== Aim ==
Take the data that follows and retype it word for word.

** begin Records shown **

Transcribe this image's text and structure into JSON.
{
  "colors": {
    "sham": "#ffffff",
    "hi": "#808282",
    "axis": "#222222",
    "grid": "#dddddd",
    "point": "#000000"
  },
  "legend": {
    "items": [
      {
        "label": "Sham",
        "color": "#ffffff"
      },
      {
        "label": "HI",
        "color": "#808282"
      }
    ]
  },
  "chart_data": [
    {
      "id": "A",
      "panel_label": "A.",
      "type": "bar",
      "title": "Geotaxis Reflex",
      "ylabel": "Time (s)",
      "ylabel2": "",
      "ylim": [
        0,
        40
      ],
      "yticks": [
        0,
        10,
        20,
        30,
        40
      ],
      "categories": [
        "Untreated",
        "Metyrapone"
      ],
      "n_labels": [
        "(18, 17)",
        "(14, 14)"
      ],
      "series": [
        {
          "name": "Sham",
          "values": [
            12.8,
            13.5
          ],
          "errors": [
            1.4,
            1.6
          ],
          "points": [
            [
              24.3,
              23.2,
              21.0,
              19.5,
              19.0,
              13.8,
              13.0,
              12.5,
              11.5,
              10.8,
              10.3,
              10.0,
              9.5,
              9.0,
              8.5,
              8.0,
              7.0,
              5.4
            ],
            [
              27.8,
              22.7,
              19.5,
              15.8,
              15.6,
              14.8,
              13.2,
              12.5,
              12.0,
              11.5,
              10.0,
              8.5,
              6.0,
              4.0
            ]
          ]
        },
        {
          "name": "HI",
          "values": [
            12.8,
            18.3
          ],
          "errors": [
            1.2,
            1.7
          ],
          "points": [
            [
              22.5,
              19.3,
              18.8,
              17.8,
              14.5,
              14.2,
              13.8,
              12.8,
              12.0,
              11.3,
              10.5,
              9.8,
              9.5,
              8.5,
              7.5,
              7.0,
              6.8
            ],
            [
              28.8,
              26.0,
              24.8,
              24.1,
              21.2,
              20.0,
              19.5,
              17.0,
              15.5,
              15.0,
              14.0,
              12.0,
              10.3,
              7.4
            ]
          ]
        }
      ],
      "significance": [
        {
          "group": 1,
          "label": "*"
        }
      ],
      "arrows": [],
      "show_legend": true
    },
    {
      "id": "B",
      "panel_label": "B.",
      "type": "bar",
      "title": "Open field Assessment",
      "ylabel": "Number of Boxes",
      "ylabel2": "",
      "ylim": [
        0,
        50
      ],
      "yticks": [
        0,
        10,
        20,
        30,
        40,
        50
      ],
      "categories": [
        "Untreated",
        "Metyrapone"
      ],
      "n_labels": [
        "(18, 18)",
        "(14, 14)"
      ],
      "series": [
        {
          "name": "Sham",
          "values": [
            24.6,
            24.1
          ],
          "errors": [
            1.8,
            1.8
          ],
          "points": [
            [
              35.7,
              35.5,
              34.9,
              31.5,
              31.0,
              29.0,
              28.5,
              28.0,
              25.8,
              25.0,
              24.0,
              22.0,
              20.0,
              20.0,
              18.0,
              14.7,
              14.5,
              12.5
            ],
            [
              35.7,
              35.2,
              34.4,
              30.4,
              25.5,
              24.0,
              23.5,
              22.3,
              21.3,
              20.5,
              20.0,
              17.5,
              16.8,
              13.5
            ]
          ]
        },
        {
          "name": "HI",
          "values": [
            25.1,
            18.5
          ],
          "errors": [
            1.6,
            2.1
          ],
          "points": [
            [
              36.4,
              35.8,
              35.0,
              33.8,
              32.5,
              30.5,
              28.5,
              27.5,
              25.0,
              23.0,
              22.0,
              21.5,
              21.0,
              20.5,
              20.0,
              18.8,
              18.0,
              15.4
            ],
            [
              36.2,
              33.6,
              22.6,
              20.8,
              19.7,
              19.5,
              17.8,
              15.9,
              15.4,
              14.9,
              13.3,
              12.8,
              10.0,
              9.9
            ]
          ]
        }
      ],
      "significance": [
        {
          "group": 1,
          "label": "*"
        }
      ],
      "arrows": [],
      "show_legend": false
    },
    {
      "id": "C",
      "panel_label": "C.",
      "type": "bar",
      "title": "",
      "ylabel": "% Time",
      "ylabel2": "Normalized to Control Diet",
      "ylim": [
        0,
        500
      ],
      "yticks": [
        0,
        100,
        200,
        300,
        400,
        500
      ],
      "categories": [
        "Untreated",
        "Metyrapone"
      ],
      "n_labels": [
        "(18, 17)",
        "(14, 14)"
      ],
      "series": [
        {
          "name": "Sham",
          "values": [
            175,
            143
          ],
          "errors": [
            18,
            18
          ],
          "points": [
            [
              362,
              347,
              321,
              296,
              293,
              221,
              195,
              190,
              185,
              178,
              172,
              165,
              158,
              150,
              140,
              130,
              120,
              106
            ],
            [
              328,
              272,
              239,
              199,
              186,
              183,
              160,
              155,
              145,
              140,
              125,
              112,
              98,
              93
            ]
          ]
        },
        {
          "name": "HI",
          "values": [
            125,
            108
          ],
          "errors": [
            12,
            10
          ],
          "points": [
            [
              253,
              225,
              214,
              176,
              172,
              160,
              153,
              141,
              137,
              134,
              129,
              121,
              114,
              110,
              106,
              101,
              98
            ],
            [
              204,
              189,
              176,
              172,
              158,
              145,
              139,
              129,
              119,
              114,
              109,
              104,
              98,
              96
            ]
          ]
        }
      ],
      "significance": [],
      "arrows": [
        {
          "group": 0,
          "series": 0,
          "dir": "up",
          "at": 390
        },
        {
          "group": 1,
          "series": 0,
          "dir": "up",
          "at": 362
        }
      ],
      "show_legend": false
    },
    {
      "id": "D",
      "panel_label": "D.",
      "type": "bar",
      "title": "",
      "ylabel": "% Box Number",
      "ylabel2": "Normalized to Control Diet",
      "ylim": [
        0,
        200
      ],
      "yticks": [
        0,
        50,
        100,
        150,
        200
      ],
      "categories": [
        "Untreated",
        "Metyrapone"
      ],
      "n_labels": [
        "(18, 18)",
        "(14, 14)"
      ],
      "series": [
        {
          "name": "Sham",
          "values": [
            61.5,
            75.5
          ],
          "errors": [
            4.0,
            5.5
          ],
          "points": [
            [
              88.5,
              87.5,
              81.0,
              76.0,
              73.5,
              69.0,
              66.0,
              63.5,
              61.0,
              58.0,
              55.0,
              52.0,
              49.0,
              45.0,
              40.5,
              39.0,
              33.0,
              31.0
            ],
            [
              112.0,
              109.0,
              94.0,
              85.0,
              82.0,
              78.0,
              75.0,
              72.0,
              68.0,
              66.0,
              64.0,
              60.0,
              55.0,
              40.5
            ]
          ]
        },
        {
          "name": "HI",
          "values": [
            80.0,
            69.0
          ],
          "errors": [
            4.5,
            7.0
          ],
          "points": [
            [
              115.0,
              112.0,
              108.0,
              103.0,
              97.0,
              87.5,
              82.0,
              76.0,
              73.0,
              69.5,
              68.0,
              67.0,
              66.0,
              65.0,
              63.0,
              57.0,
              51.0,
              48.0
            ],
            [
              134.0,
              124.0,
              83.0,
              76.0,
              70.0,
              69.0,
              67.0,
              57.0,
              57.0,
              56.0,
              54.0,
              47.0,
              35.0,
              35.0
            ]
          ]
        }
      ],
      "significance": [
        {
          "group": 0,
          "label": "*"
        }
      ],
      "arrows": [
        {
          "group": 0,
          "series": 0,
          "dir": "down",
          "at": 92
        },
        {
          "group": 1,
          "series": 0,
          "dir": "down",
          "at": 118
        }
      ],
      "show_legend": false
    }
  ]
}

** end Records shown **

== Full response ==
Transcribe this image's text and structure into JSON.
{
  "colors": {
    "sham": "#ffffff",
    "hi": "#808282",
    "axis": "#222222",
    "grid": "#dddddd",
    "point": "#000000"
  },
  "legend": {
    "items": [
      {
        "label": "Sham",
        "color": "#ffffff"
      },
      {
        "label": "HI",
        "color": "#808282"
      }
    ]
  },
  "chart_data": [
    {
      "id": "A",
      "panel_label": "A.",
      "type": "bar",
      "title": "Geotaxis Reflex",
      "ylabel": "Time (s)",
      "ylabel2": "",
      "ylim": [
        0,
        40
      ],
      "yticks": [
        0,
        10,
        20,
        30,
        40
      ],
      "categories": [
        "Untreated",
        "Metyrapone"
      ],
      "n_labels": [
        "(18, 17)",
        "(14, 14)"
      ],
      "series": [
        {
          "name": "Sham",
          "values": [
            12.8,
            13.5
          ],
          "errors": [
            1.4,
            1.6
          ],
          "points": [
            [
              24.3,
              23.2,
              21.0,
              19.5,
              19.0,
              13.8,
              13.0,
              12.5,
              11.5,
              10.8,
              10.3,
              10.0,
              9.5,
              9.0,
              8.5,
              8.0,
              7.0,
              5.4
            ],
            [
              27.8,
              22.7,
              19.5,
              15.8,
              15.6,
              14.8,
              13.2,
              12.5,
              12.0,
              11.5,
              10.0,
              8.5,
              6.0,
              4.0
            ]
          ]
        },
        {
          "name": "HI",
          "values": [
            12.8,
            18.3
          ],
          "errors": [
            1.2,
            1.7
          ],
          "points": [
            [
              22.5,
              19.3,
              18.8,
              17.8,
              14.5,
              14.2,
              13.8,
              12.8,
              12.0,
              11.3,
              10.5,
              9.8,
              9.5,
              8.5,
              7.5,
              7.0,
              6.8
            ],
            [
              28.8,
              26.0,
              24.8,
              24.1,
              21.2,
              20.0,
              19.5,
              17.0,
              15.5,
              15.0,
              14.0,
              12.0,
              10.3,
              7.4
            ]
          ]
        }
      ],
      "significance": [
        {
          "group": 1,
          "label": "*"
        }
      ],
      "arrows": [],
      "show_legend": true
    },
    {
      "id": "B",
      "panel_label": "B.",
      "type": "bar",
      "title": "Open field Assessment",
      "ylabel": "Number of Boxes",
      "ylabel2": "",
      "ylim": [
        0,
        50
      ],
      "yticks": [
        0,
        10,
        20,
        30,
        40,
        50
      ],
      "categories": [
        "Untreated",
        "Metyrapone"
      ],
      "n_labels": [
        "(18, 18)",
        "(14, 14)"
      ],
      "series": [
        {
          "name": "Sham",
          "values": [
            24.6,
            24.1
          ],
          "errors": [
            1.8,
            1.8
          ],
          "points": [
            [
              35.7,
              35.5,
              34.9,
              31.5,
              31.0,
              29.0,
              28.5,
              28.0,
              25.8,
              25.0,
              24.0,
              22.0,
              20.0,
              20.0,
              18.0,
              14.7,
              14.5,
              12.5
            ],
            [
              35.7,
              35.2,
              34.4,
              30.4,
              25.5,
              24.0,
              23.5,
              22.3,
              21.3,
              20.5,
              20.0,
              17.5,
              16.8,
              13.5
            ]
          ]
        },
        {
          "name": "HI",
          "values": [
            25.1,
            18.5
          ],
          "errors": [
            1.6,
            2.1
          ],
          "points": [
            [
              36.4,
              35.8,
              35.0,
              33.8,
              32.5,
              30.5,
              28.5,
              27.5,
              25.0,
              23.0,
              22.0,
              21.5,
              21.0,
              20.5,
              20.0,
              18.8,
              18.0,
              15.4
            ],
            [
              36.2,
              33.6,
              22.6,
              20.8,
              19.7,
              19.5,
              17.8,
              15.9,
              15.4,
              14.9,
              13.3,
              12.8,
              10.0,
              9.9
            ]
          ]
        }
      ],
      "significance": [
        {
          "group": 1,
          "label": "*"
        }
      ],
      "arrows": [],
      "show_legend": false
    },
    {
      "id": "C",
      "panel_label": "C.",
      "type": "bar",
      "title": "",
      "ylabel": "% Time",
      "ylabel2": "Normalized to Control Diet",
      "ylim": [
        0,
        500
      ],
      "yticks": [
        0,
        100,
        200,
        300,
        400,
        500
      ],
      "categories": [
        "Untreated",
        "Metyrapone"
      ],
      "n_labels": [
        "(18, 17)",
        "(14, 14)"
      ],
      "series": [
        {
          "name": "Sham",
          "values": [
            175,
            143
          ],
          "errors": [
            18,
            18
          ],
          "points": [
            [
              362,
              347,
              321,
              296,
              293,
              221,
              195,
              190,
              185,
              178,
              172,
              165,
              158,
              150,
              140,
              130,
              120,
              106
            ],
            [
              328,
              272,
              239,
              199,
              186,
              183,
              160,
              155,
              145,
              140,
              125,
              112,
              98,
              93
            ]
          ]
        },
        {
          "name": "HI",
          "values": [
            125,
            108
          ],
          "errors": [
            12,
            10
          ],
          "points": [
            [
              253,
              225,
              214,
              176,
              172,
              160,
              153,
              141,
              137,
              134,
              129,
              121,
              114,
              110,
              106,
              101,
              98
            ],
            [
              204,
              189,
              176,
              172,
              158,
              145,
              139,
              129,
              119,
              114,
              109,
              104,
              98,
              96
            ]
          ]
        }
      ],
      "significance": [],
      "arrows": [
        {
          "group": 0,
          "series": 0,
          "dir": "up",
          "at": 390
        },
        {
          "group": 1,
          "series": 0,
          "dir": "up",
          "at": 362
        }
      ],
      "show_legend": false
    },
    {
      "id": "D",
      "panel_label": "D.",
      "type": "bar",
      "title": "",
      "ylabel": "% Box Number",
      "ylabel2": "Normalized to Control Diet",
      "ylim": [
        0,
        200
      ],
      "yticks": [
        0,
        50,
        100,
        150,
        200
      ],
      "categories": [
        "Untreated",
        "Metyrapone"
      ],
      "n_labels": [
        "(18, 18)",
        "(14, 14)"
      ],
      "series": [
        {
          "name": "Sham",
          "values": [
            61.5,
            75.5
          ],
          "errors": [
            4.0,
            5.5
          ],
          "points": [
            [
              88.5,
              87.5,
              81.0,
              76.0,
              73.5,
              69.0,
              66.0,
              63.5,
              61.0,
              58.0,
              55.0,
              52.0,
              49.0,
              45.0,
              40.5,
              39.0,
              33.0,
              31.0
            ],
            [
              112.0,
              109.0,
              94.0,
              85.0,
              82.0,
              78.0,
              75.0,
              72.0,
              68.0,
              66.0,
              64.0,
              60.0,
              55.0,
              40.5
            ]
          ]
        },
        {
          "name": "HI",
          "values": [
            80.0,
            69.0
          ],
          "errors": [
            4.5,
            7.0
          ],
          "points": [
            [
              115.0,
              112.0,
              108.0,
              103.0,
              97.0,
              87.5,
              82.0,
              76.0,
              73.0,
              69.5,
              68.0,
              67.0,
              66.0,
              65.0,
              63.0,
              57.0,
              51.0,
              48.0
            ],
            [
              134.0,
              124.0,
              83.0,
              76.0,
              70.0,
              69.0,
              67.0,
              57.0,
              57.0,
              56.0,
              54.0,
              47.0,
              35.0,
              35.0
            ]
          ]
        }
      ],
      "significance": [
        {
          "group": 0,
          "label": "*"
        }
      ],
      "arrows": [
        {
          "group": 0,
          "series": 0,
          "dir": "down",
          "at": 92
        },
        {
          "group": 1,
          "series": 0,
          "dir": "down",
          "at": 118
        }
      ],
      "show_legend": false
    }
  ]
}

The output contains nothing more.